◆ EXERCISE REQUIREMENTS: Write out every line of the material as it stands, apart from the pictures.

[DATASET start]

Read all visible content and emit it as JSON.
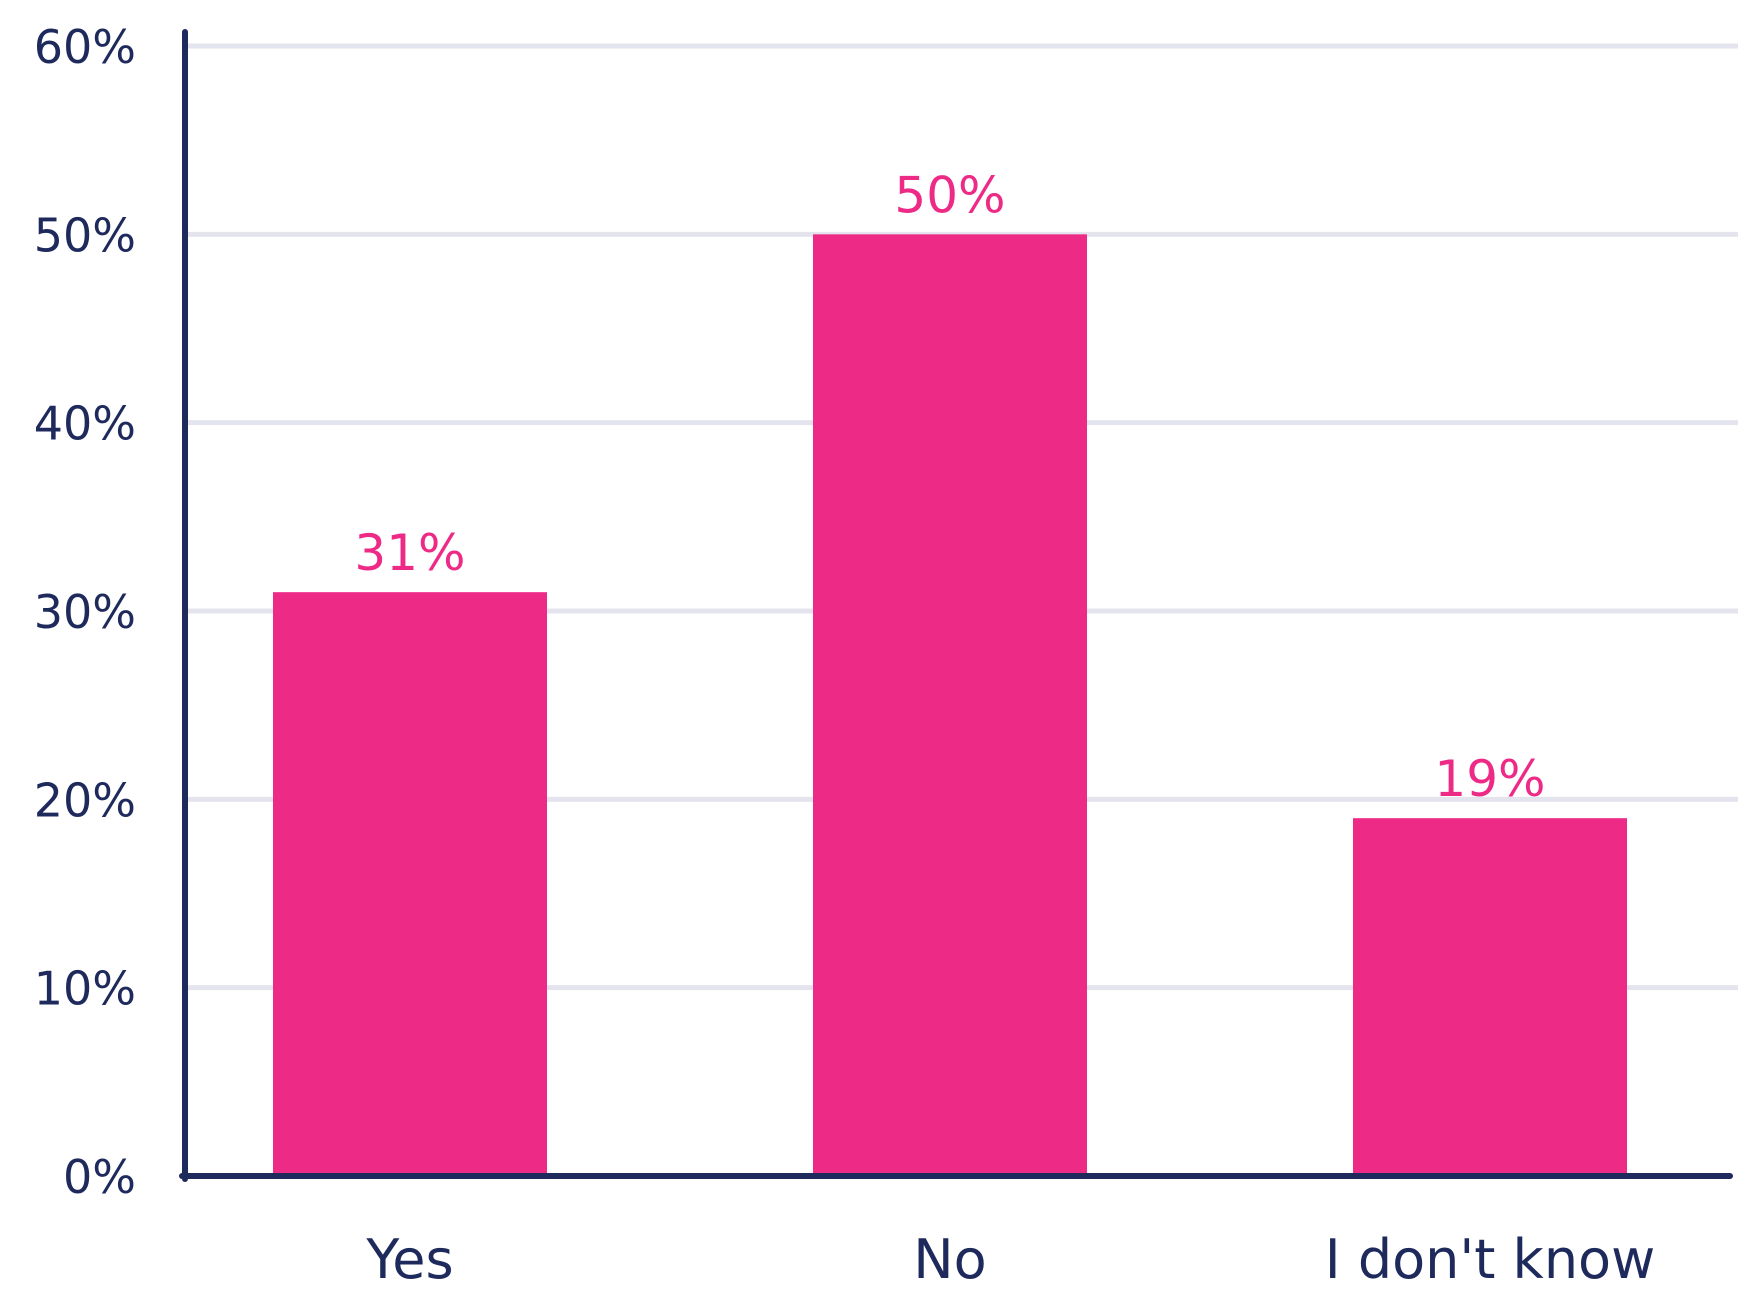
{
  "chart_data": {
    "type": "bar",
    "categories": [
      "Yes",
      "No",
      "I don't know"
    ],
    "values": [
      31,
      50,
      19
    ],
    "data_labels": [
      "31%",
      "50%",
      "19%"
    ],
    "title": "",
    "xlabel": "",
    "ylabel": "",
    "ylim": [
      0,
      60
    ],
    "yticks": [
      0,
      10,
      20,
      30,
      40,
      50,
      60
    ],
    "ytick_labels": [
      "0%",
      "10%",
      "20%",
      "30%",
      "40%",
      "50%",
      "60%"
    ],
    "grid": true,
    "legend": "none",
    "colors": {
      "bar": "#ee2a87",
      "data_label": "#ee2a87",
      "axis": "#1f2a5c",
      "text": "#1f2a5c",
      "grid": "#e4e4ee"
    }
  }
}
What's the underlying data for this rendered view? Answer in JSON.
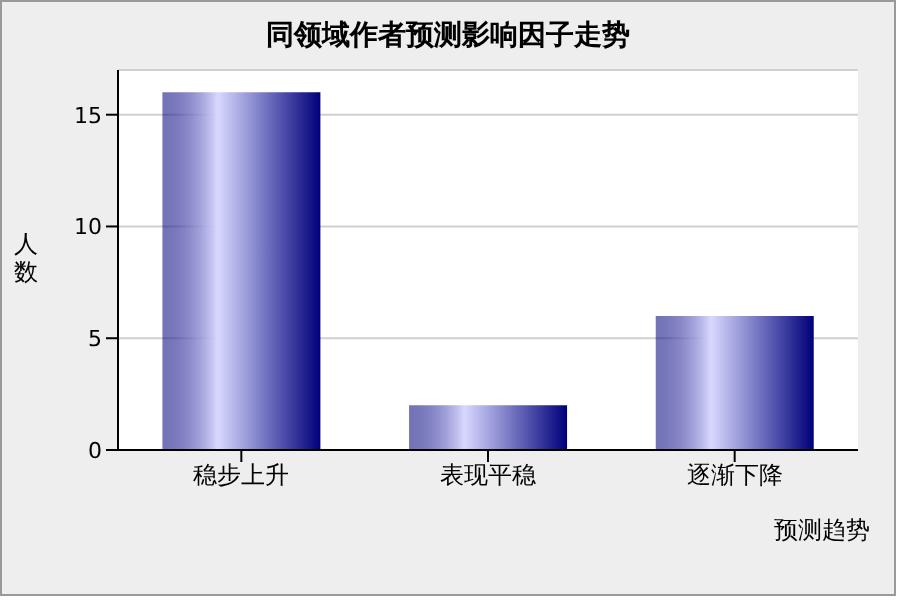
{
  "chart_data": {
    "type": "bar",
    "title": "同领域作者预测影响因子走势",
    "xlabel": "预测趋势",
    "ylabel": "人数",
    "categories": [
      "稳步上升",
      "表现平稳",
      "逐渐下降"
    ],
    "values": [
      16,
      2,
      6
    ],
    "color": "#00007a",
    "ylim": [
      0,
      17
    ],
    "yticks": [
      0,
      5,
      10,
      15
    ],
    "grid": "y",
    "legend": false
  }
}
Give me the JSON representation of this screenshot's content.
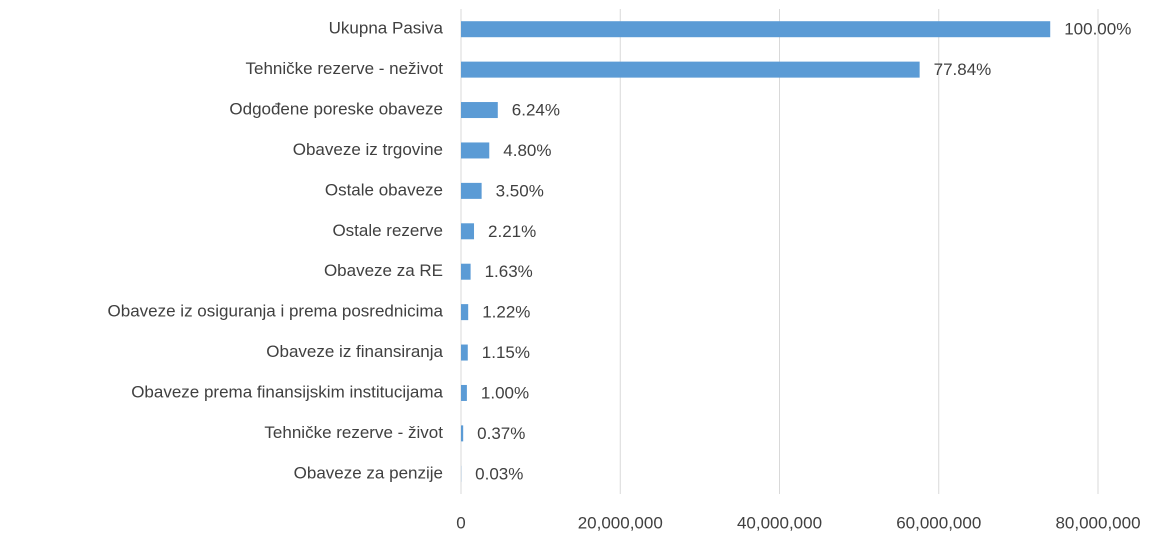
{
  "chart_data": {
    "type": "hbar",
    "categories": [
      "Ukupna Pasiva",
      "Tehničke rezerve - neživot",
      "Odgođene poreske obaveze",
      "Obaveze iz trgovine",
      "Ostale obaveze",
      "Ostale rezerve",
      "Obaveze za RE",
      "Obaveze iz osiguranja i prema posrednicima",
      "Obaveze iz finansiranja",
      "Obaveze prema finansijskim institucijama",
      "Tehničke rezerve - život",
      "Obaveze za penzije"
    ],
    "values": [
      74000000,
      57600000,
      4620000,
      3550000,
      2590000,
      1635000,
      1206000,
      903000,
      851000,
      740000,
      274000,
      22000
    ],
    "value_labels": [
      "100.00%",
      "77.84%",
      "6.24%",
      "4.80%",
      "3.50%",
      "2.21%",
      "1.63%",
      "1.22%",
      "1.15%",
      "1.00%",
      "0.37%",
      "0.03%"
    ],
    "color": "#5b9bd5",
    "xlim": [
      0,
      80000000
    ],
    "xticks": [
      0,
      {
        "value": 20000000,
        "label": "20,000,000"
      },
      {
        "value": 40000000,
        "label": "40,000,000"
      },
      {
        "value": 60000000,
        "label": "60,000,000"
      },
      {
        "value": 80000000,
        "label": "80,000,000"
      }
    ],
    "grid": true
  }
}
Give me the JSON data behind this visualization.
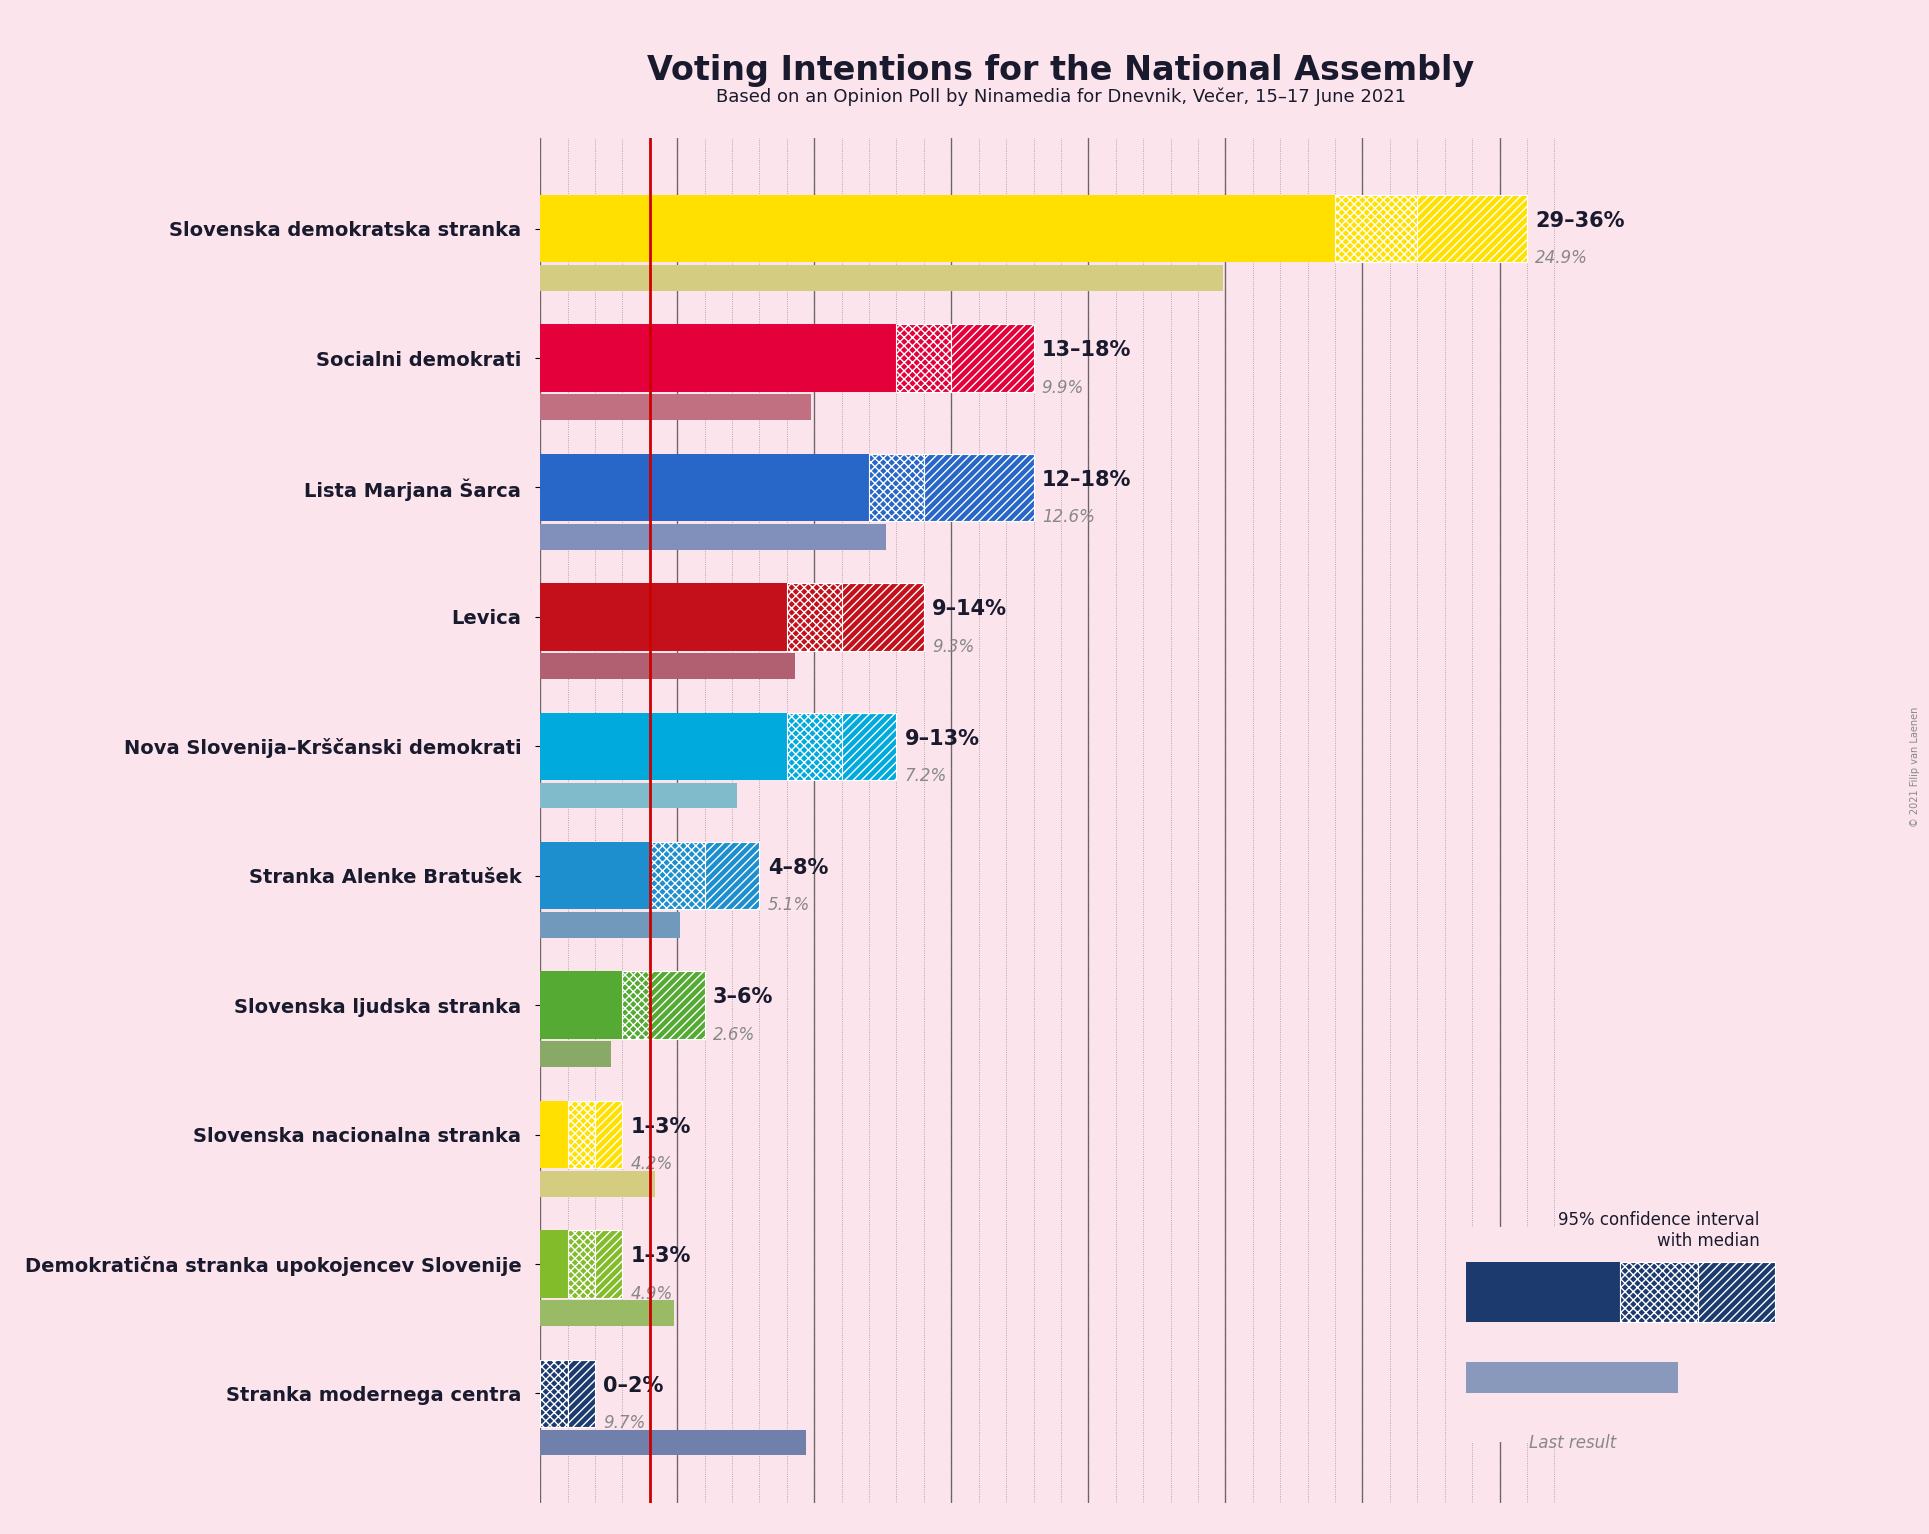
{
  "title": "Voting Intentions for the National Assembly",
  "subtitle": "Based on an Opinion Poll by Ninamedia for Dnevnik, Večer, 15–17 June 2021",
  "copyright": "© 2021 Filip van Laenen",
  "background_color": "#fce4ec",
  "parties": [
    {
      "name": "Slovenska demokratska stranka",
      "ci_low": 29,
      "ci_high": 36,
      "median": 32,
      "last": 24.9,
      "color": "#FFE000",
      "last_color": "#d4cc80",
      "label": "29–36%",
      "last_label": "24.9%"
    },
    {
      "name": "Socialni demokrati",
      "ci_low": 13,
      "ci_high": 18,
      "median": 15,
      "last": 9.9,
      "color": "#E4003A",
      "last_color": "#c07080",
      "label": "13–18%",
      "last_label": "9.9%"
    },
    {
      "name": "Lista Marjana Šarca",
      "ci_low": 12,
      "ci_high": 18,
      "median": 14,
      "last": 12.6,
      "color": "#2866C7",
      "last_color": "#8090bb",
      "label": "12–18%",
      "last_label": "12.6%"
    },
    {
      "name": "Levica",
      "ci_low": 9,
      "ci_high": 14,
      "median": 11,
      "last": 9.3,
      "color": "#C4101A",
      "last_color": "#b06070",
      "label": "9–14%",
      "last_label": "9.3%"
    },
    {
      "name": "Nova Slovenija–Krščanski demokrati",
      "ci_low": 9,
      "ci_high": 13,
      "median": 11,
      "last": 7.2,
      "color": "#00AADD",
      "last_color": "#80bbcc",
      "label": "9–13%",
      "last_label": "7.2%"
    },
    {
      "name": "Stranka Alenke Bratušek",
      "ci_low": 4,
      "ci_high": 8,
      "median": 6,
      "last": 5.1,
      "color": "#1D8FCE",
      "last_color": "#7099bb",
      "label": "4–8%",
      "last_label": "5.1%"
    },
    {
      "name": "Slovenska ljudska stranka",
      "ci_low": 3,
      "ci_high": 6,
      "median": 4,
      "last": 2.6,
      "color": "#55AA33",
      "last_color": "#88aa66",
      "label": "3–6%",
      "last_label": "2.6%"
    },
    {
      "name": "Slovenska nacionalna stranka",
      "ci_low": 1,
      "ci_high": 3,
      "median": 2,
      "last": 4.2,
      "color": "#FFE000",
      "last_color": "#d4cc80",
      "label": "1–3%",
      "last_label": "4.2%"
    },
    {
      "name": "Demokratična stranka upokojencev Slovenije",
      "ci_low": 1,
      "ci_high": 3,
      "median": 2,
      "last": 4.9,
      "color": "#83BC2B",
      "last_color": "#99bb66",
      "label": "1–3%",
      "last_label": "4.9%"
    },
    {
      "name": "Stranka modernega centra",
      "ci_low": 0,
      "ci_high": 2,
      "median": 1,
      "last": 9.7,
      "color": "#1D3A6E",
      "last_color": "#7080aa",
      "label": "0–2%",
      "last_label": "9.7%"
    }
  ],
  "xmax": 38,
  "threshold_line": 4,
  "threshold_color": "#CC0000",
  "legend_bar_color": "#1D3A6E",
  "legend_last_color": "#8899bb"
}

[DATASET end]

◆ WRITTEN REPLY:
Read all visible content and emit it as JSON.
{
  "chart_data": {
    "type": "bar",
    "categories": [
      "Yes",
      "No",
      "I don't know"
    ],
    "values": [
      31,
      50,
      19
    ],
    "data_labels": [
      "31%",
      "50%",
      "19%"
    ],
    "title": "",
    "xlabel": "",
    "ylabel": "",
    "ylim": [
      0,
      60
    ],
    "yticks": [
      0,
      10,
      20,
      30,
      40,
      50,
      60
    ],
    "ytick_labels": [
      "0%",
      "10%",
      "20%",
      "30%",
      "40%",
      "50%",
      "60%"
    ],
    "grid": true,
    "legend": "none",
    "colors": {
      "bar": "#ee2a87",
      "data_label": "#ee2a87",
      "axis": "#1f2a5c",
      "text": "#1f2a5c",
      "grid": "#e4e4ee"
    }
  }
}
What's the underlying data for this rendered view? Answer in JSON.
{
  "chart_data": {
    "type": "bar",
    "title": "同领域作者预测影响因子走势",
    "xlabel": "预测趋势",
    "ylabel": "人数",
    "categories": [
      "稳步上升",
      "表现平稳",
      "逐渐下降"
    ],
    "values": [
      16,
      2,
      6
    ],
    "color": "#00007a",
    "ylim": [
      0,
      17
    ],
    "yticks": [
      0,
      5,
      10,
      15
    ],
    "grid": "y",
    "legend": false
  }
}
Give me the JSON representation of this screenshot's content.
{
  "chart_data": {
    "type": "hbar",
    "categories": [
      "Ukupna Pasiva",
      "Tehničke rezerve - neživot",
      "Odgođene poreske obaveze",
      "Obaveze iz trgovine",
      "Ostale obaveze",
      "Ostale rezerve",
      "Obaveze za RE",
      "Obaveze iz osiguranja i prema posrednicima",
      "Obaveze iz finansiranja",
      "Obaveze prema finansijskim institucijama",
      "Tehničke rezerve - život",
      "Obaveze za penzije"
    ],
    "values": [
      74000000,
      57600000,
      4620000,
      3550000,
      2590000,
      1635000,
      1206000,
      903000,
      851000,
      740000,
      274000,
      22000
    ],
    "value_labels": [
      "100.00%",
      "77.84%",
      "6.24%",
      "4.80%",
      "3.50%",
      "2.21%",
      "1.63%",
      "1.22%",
      "1.15%",
      "1.00%",
      "0.37%",
      "0.03%"
    ],
    "color": "#5b9bd5",
    "xlim": [
      0,
      80000000
    ],
    "xticks": [
      0,
      {
        "value": 20000000,
        "label": "20,000,000"
      },
      {
        "value": 40000000,
        "label": "40,000,000"
      },
      {
        "value": 60000000,
        "label": "60,000,000"
      },
      {
        "value": 80000000,
        "label": "80,000,000"
      }
    ],
    "grid": true
  }
}
Give me the JSON data behind this visualization.
{
  "title": "Voting Intentions for the National Assembly",
  "subtitle": "Based on an Opinion Poll by Ninamedia for Dnevnik, Večer, 15–17 June 2021",
  "copyright": "© 2021 Filip van Laenen",
  "background_color": "#fce4ec",
  "parties": [
    {
      "name": "Slovenska demokratska stranka",
      "ci_low": 29,
      "ci_high": 36,
      "median": 32,
      "last": 24.9,
      "color": "#FFE000",
      "last_color": "#d4cc80",
      "label": "29–36%",
      "last_label": "24.9%"
    },
    {
      "name": "Socialni demokrati",
      "ci_low": 13,
      "ci_high": 18,
      "median": 15,
      "last": 9.9,
      "color": "#E4003A",
      "last_color": "#c07080",
      "label": "13–18%",
      "last_label": "9.9%"
    },
    {
      "name": "Lista Marjana Šarca",
      "ci_low": 12,
      "ci_high": 18,
      "median": 14,
      "last": 12.6,
      "color": "#2866C7",
      "last_color": "#8090bb",
      "label": "12–18%",
      "last_label": "12.6%"
    },
    {
      "name": "Levica",
      "ci_low": 9,
      "ci_high": 14,
      "median": 11,
      "last": 9.3,
      "color": "#C4101A",
      "last_color": "#b06070",
      "label": "9–14%",
      "last_label": "9.3%"
    },
    {
      "name": "Nova Slovenija–Krščanski demokrati",
      "ci_low": 9,
      "ci_high": 13,
      "median": 11,
      "last": 7.2,
      "color": "#00AADD",
      "last_color": "#80bbcc",
      "label": "9–13%",
      "last_label": "7.2%"
    },
    {
      "name": "Stranka Alenke Bratušek",
      "ci_low": 4,
      "ci_high": 8,
      "median": 6,
      "last": 5.1,
      "color": "#1D8FCE",
      "last_color": "#7099bb",
      "label": "4–8%",
      "last_label": "5.1%"
    },
    {
      "name": "Slovenska ljudska stranka",
      "ci_low": 3,
      "ci_high": 6,
      "median": 4,
      "last": 2.6,
      "color": "#55AA33",
      "last_color": "#88aa66",
      "label": "3–6%",
      "last_label": "2.6%"
    },
    {
      "name": "Slovenska nacionalna stranka",
      "ci_low": 1,
      "ci_high": 3,
      "median": 2,
      "last": 4.2,
      "color": "#FFE000",
      "last_color": "#d4cc80",
      "label": "1–3%",
      "last_label": "4.2%"
    },
    {
      "name": "Demokratična stranka upokojencev Slovenije",
      "ci_low": 1,
      "ci_high": 3,
      "median": 2,
      "last": 4.9,
      "color": "#83BC2B",
      "last_color": "#99bb66",
      "label": "1–3%",
      "last_label": "4.9%"
    },
    {
      "name": "Stranka modernega centra",
      "ci_low": 0,
      "ci_high": 2,
      "median": 1,
      "last": 9.7,
      "color": "#1D3A6E",
      "last_color": "#7080aa",
      "label": "0–2%",
      "last_label": "9.7%"
    }
  ],
  "xmax": 38,
  "threshold_line": 4,
  "threshold_color": "#CC0000",
  "legend_bar_color": "#1D3A6E",
  "legend_last_color": "#8899bb"
}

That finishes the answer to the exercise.